**** SELECTED EXCERPT ****

GreenButton
- Company type: Subsidiary
- Industry: Cloud computing
- Founded: 2006 in Wellington, New Zealand
- Founder: Scott Houston
- Defunct: 2 May 2014
- Fate: Acquired by Microsoft
- Headquarters: Wellington, New Zealand
- Revenue: $1.5 million (2011)
- Parent: Microsoft
- Website: www.greenbutton.com

= GreenButton =

Defunct New Zealand-based software firm

GreenButton was a software company based in Wellington, New Zealand. It was established in 2006 and it helped independent software vendors (ISVs) and enterprises transition to cloud computing. GreenButton operated additional offices in Palo Alto, California, and Seattle. On 2 May 2014, the company was acquired by Microsoft. Following the acquisition, GreenButton's technologies were incorporated into Microsoft's Azure cloud service.

== History ==
GreenButton was founded as InterGrid in 2006 in Wellington, New Zealand, to provide small-scale customers access to job processors. The company helped software vendors use cloud computing, offering a service called GreenButton in July 2010.

In 2011, the company was renamed GreenButton, and joined the Microsoft Partner Network. In 2011, GreenButton was declared as Microsoft Corp's Windows Azure ISV Partner of the Year. In May 2011, GreenButton allied with Microsoft. It included an investment reported at more than US$1 million, and adding Mark Canepa to its board of directors.

In December 2011, GreenButton opened two offices in the United States, the US headquarters in Palo Alto, California, and a sales office in Seattle.

GreenButton partnered with the Pixar Animation Studios and Microsoft's cloud computing platform Windows Azure, on a rendering service for RenderMan image-generating software announced in January 2012. The service enhances the RenderMan Interface Specification.

In June 2012, GreenButton announced a partnership with the GNS Science of New Zealand and American based Stillwater Group for cloud computing during seismic processing. In the same year, the company entered into a partnership with Numerix, an American firm that develops software for risk analysis of financial derivatives.

On 2 May 2014, GreenButton announced its acquisition by Microsoft with its technology integrated into Microsoft Azure. After its acquisition GreenButton operates under Microsoft Azure product line as Azure Batch.

**** PROVIDED INFORMATION ****

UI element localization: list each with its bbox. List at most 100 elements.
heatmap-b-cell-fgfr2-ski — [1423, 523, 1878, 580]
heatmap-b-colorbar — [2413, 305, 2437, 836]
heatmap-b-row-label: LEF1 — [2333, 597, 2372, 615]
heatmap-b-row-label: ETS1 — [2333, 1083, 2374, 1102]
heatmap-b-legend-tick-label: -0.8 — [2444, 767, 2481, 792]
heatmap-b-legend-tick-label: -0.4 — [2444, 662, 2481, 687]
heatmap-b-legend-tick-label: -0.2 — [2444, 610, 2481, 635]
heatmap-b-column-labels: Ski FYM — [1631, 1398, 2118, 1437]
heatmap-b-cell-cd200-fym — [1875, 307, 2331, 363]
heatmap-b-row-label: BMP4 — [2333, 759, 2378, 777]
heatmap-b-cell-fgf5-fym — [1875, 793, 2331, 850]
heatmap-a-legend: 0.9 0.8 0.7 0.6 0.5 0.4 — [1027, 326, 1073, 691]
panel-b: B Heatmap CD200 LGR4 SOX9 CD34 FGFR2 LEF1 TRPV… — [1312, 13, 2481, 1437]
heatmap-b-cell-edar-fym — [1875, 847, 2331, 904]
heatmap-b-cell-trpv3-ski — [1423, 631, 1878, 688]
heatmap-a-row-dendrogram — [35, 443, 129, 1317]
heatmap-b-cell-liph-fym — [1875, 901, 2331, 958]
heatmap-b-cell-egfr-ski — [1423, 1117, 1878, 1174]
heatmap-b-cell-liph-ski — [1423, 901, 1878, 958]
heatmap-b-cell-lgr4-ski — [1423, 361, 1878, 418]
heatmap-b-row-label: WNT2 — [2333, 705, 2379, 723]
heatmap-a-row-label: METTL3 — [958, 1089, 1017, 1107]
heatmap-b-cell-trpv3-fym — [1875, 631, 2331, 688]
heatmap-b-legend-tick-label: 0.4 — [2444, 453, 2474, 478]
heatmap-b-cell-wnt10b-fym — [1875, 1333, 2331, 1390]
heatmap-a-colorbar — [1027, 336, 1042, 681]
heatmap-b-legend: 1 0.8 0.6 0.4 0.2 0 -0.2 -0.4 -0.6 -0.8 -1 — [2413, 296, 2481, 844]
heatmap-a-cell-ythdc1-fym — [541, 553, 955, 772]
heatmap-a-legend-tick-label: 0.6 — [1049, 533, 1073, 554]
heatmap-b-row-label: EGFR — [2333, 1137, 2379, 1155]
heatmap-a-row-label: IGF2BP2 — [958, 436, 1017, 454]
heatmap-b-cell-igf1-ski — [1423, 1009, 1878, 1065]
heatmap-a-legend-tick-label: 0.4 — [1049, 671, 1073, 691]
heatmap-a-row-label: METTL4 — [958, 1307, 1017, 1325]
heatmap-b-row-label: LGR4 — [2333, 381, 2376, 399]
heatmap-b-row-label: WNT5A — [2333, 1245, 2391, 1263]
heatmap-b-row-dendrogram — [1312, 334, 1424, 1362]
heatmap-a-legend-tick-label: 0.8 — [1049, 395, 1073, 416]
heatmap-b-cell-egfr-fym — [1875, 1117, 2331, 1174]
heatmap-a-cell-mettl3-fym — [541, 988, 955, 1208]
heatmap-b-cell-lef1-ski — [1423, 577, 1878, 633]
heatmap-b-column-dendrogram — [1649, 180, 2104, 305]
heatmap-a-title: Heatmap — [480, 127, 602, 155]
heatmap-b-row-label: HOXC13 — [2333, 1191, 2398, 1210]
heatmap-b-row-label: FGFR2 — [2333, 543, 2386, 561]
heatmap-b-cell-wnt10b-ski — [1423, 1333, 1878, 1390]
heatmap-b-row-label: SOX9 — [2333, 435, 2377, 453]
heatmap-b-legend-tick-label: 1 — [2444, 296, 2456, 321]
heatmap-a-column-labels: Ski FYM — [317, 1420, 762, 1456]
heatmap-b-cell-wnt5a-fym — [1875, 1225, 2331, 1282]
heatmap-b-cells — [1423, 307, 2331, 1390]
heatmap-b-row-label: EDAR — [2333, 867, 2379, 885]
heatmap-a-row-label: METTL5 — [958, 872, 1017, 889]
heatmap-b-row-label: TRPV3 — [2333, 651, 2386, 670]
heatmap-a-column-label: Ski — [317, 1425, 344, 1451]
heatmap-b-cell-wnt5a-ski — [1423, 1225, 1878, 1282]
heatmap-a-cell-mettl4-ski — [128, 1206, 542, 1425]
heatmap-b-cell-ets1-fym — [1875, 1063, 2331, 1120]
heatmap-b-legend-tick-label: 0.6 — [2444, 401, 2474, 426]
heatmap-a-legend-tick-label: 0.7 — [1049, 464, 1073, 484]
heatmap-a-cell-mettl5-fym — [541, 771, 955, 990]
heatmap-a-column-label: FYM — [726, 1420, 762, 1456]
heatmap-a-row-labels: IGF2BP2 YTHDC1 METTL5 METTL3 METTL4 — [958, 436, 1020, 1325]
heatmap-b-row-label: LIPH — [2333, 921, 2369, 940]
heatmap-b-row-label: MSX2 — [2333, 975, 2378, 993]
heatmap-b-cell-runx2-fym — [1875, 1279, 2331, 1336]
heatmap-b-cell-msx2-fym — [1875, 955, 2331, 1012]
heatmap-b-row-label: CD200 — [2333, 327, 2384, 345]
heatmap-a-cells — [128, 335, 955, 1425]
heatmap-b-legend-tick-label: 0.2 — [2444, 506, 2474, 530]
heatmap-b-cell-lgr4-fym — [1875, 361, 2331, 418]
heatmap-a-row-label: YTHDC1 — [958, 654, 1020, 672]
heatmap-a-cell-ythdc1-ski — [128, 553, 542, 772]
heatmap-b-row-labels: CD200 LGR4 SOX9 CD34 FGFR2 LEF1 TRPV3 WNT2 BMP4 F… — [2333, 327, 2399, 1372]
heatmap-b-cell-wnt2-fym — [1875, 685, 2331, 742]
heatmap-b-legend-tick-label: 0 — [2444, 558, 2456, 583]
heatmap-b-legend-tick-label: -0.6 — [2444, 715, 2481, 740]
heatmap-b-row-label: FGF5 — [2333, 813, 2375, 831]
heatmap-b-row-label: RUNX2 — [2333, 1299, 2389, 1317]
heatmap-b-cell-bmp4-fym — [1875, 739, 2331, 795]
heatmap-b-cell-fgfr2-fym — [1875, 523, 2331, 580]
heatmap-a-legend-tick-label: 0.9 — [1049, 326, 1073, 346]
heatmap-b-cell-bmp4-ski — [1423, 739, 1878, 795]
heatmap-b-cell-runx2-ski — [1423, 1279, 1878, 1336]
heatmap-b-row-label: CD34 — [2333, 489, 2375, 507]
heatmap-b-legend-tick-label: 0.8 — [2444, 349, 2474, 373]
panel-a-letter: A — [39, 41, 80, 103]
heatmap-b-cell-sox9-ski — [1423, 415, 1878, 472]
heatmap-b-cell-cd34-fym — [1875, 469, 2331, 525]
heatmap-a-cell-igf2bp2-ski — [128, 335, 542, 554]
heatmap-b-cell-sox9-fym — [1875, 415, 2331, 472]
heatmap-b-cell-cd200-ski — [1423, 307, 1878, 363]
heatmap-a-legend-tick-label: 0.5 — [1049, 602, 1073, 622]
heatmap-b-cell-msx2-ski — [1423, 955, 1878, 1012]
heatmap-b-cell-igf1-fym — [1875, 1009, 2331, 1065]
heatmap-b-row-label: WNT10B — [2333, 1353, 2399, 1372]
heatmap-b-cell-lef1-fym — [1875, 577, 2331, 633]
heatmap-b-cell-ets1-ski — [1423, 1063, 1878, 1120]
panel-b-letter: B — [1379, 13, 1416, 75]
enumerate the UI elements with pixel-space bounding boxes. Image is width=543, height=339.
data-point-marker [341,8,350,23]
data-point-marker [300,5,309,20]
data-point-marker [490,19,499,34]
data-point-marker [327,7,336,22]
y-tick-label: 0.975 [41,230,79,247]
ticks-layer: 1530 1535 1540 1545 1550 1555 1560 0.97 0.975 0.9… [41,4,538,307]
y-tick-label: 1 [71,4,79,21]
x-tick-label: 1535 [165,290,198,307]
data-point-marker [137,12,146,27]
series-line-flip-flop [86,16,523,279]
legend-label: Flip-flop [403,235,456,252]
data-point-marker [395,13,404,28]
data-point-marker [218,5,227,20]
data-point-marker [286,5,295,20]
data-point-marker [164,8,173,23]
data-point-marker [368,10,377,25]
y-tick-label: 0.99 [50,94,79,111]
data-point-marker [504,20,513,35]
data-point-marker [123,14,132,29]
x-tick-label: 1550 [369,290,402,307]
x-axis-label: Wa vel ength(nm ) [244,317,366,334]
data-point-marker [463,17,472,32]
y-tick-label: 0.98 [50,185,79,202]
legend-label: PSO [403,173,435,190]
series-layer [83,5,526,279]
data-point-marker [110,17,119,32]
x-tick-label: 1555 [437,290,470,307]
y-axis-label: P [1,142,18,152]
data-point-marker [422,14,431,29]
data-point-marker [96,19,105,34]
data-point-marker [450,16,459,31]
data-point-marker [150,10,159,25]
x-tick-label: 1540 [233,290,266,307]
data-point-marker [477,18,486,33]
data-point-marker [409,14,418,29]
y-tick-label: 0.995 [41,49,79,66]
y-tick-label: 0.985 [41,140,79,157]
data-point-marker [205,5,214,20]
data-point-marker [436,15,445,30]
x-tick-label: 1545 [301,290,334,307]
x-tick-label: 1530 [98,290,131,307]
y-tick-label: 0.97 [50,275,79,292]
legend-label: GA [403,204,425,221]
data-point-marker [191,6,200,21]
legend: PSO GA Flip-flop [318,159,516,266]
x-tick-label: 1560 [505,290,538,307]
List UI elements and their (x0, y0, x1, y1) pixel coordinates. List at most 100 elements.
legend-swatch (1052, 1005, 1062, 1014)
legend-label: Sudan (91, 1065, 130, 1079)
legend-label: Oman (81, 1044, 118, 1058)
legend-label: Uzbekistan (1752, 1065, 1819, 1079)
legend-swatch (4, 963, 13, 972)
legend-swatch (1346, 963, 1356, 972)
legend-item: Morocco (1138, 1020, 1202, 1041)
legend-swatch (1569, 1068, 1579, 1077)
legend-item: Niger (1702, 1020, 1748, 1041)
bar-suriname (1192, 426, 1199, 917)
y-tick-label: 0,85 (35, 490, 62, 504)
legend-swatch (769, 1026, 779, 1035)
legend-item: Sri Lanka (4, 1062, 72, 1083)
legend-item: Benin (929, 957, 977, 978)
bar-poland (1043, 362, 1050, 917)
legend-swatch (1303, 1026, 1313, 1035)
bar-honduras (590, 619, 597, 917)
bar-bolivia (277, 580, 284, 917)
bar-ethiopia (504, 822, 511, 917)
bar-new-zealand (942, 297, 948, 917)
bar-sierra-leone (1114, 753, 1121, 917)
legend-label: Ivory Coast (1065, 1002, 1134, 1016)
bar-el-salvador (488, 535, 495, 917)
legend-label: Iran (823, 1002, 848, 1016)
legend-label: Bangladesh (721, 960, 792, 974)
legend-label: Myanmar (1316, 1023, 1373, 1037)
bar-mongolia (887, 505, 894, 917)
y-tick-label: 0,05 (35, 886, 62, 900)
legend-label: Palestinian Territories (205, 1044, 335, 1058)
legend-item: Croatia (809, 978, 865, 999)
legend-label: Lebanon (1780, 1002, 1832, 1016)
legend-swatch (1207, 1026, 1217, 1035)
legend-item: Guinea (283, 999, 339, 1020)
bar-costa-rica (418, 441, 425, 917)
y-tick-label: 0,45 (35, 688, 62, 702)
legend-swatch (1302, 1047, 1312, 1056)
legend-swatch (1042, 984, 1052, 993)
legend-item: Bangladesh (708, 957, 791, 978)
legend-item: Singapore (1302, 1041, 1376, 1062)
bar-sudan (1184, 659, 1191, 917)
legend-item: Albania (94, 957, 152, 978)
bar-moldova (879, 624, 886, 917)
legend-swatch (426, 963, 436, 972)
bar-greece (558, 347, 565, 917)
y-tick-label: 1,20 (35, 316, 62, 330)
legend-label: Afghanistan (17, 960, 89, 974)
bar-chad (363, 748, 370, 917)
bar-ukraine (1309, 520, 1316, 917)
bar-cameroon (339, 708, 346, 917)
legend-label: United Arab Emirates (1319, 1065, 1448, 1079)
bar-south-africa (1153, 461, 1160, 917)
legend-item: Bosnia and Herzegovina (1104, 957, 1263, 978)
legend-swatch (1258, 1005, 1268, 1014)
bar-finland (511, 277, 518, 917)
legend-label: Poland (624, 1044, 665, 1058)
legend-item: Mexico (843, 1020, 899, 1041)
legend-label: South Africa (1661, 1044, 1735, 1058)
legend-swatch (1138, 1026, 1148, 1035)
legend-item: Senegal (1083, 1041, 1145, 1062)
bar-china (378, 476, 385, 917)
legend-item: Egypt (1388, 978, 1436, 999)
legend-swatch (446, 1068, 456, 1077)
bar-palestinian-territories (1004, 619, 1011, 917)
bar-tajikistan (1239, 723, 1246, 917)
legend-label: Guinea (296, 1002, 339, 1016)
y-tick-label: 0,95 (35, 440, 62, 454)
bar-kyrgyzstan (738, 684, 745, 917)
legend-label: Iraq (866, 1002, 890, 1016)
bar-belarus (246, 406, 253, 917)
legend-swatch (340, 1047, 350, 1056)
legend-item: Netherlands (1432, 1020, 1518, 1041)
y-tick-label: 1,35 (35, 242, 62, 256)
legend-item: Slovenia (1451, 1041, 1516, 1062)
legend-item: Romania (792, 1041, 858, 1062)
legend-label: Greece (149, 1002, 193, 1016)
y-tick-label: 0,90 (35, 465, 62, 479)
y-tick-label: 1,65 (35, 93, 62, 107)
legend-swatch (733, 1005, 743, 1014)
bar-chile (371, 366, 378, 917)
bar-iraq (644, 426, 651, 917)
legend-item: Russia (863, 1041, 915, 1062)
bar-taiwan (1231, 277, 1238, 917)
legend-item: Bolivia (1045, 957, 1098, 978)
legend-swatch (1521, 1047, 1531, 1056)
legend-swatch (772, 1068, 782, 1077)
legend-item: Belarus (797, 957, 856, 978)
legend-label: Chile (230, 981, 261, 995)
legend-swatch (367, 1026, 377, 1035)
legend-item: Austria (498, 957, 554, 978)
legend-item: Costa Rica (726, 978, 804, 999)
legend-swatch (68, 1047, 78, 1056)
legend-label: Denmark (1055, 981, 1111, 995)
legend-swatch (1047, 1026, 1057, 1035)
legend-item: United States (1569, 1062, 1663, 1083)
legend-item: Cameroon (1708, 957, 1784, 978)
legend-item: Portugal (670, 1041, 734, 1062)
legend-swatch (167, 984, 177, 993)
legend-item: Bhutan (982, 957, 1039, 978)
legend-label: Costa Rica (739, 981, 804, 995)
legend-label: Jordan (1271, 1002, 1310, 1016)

****

DESCRIPTION OF THE TASK: List the cities where the GreenButton article says the company had its headquarters or offices.

ANSWER SPACE:
- Wellington, New Zealand
- Palo Alto, California
- Seattle